▶ Structured figure records:
-*-*-
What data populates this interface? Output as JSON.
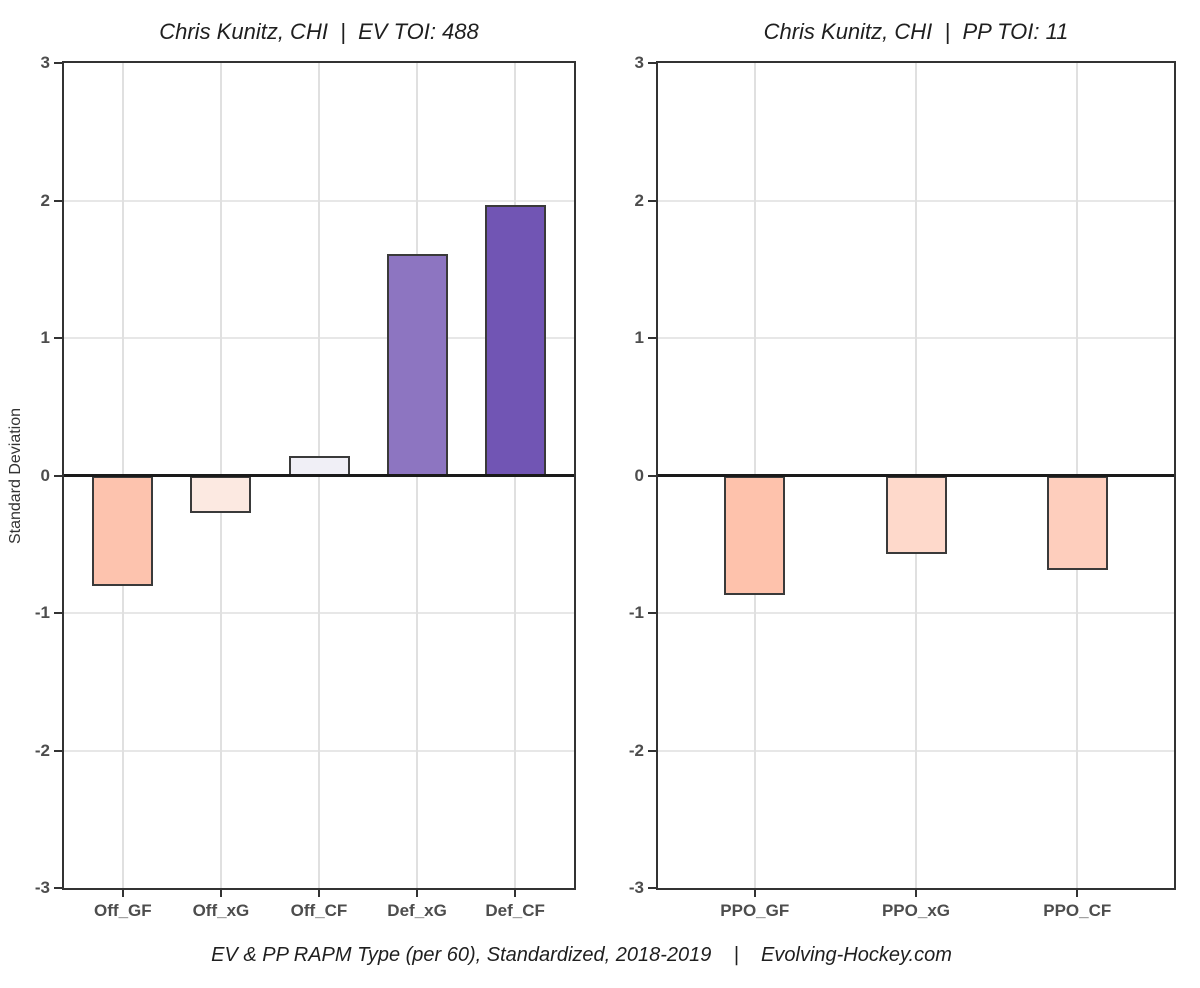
{
  "y_axis_title": "Standard Deviation",
  "caption": "EV & PP RAPM Type (per 60), Standardized, 2018-2019    |    Evolving-Hockey.com",
  "colors": {
    "frame": "#333333",
    "zero_line": "#1a1a1a",
    "gridline": "#e0e0e0",
    "tick_label": "#4d4d4d",
    "bar_border": "#3a3a3a"
  },
  "chart_data": [
    {
      "type": "bar",
      "title": "Chris Kunitz, CHI  |  EV TOI: 488",
      "categories": [
        "Off_GF",
        "Off_xG",
        "Off_CF",
        "Def_xG",
        "Def_CF"
      ],
      "values": [
        -0.8,
        -0.27,
        0.14,
        1.61,
        1.97
      ],
      "bar_colors": [
        "#FDC3AE",
        "#FCE9E1",
        "#F0EFF6",
        "#8D75C1",
        "#7155B4"
      ],
      "xlabel": "",
      "ylabel": "Standard Deviation",
      "ylim": [
        -3,
        3
      ],
      "yticks": [
        3,
        2,
        1,
        0,
        -1,
        -2,
        -3
      ],
      "grid": true,
      "legend": false
    },
    {
      "type": "bar",
      "title": "Chris Kunitz, CHI  |  PP TOI: 11",
      "categories": [
        "PPO_GF",
        "PPO_xG",
        "PPO_CF"
      ],
      "values": [
        -0.87,
        -0.57,
        -0.69
      ],
      "bar_colors": [
        "#FEC2AC",
        "#FED9CB",
        "#FECEBD"
      ],
      "xlabel": "",
      "ylabel": "",
      "ylim": [
        -3,
        3
      ],
      "yticks": [
        3,
        2,
        1,
        0,
        -1,
        -2,
        -3
      ],
      "grid": true,
      "legend": false
    }
  ]
}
-*-*-
Check each line of the records for "Deviation" and copy the ones that contain it.

▶ Answer for the task:
  "y_axis_title": "Standard Deviation",
      "ylabel": "Standard Deviation",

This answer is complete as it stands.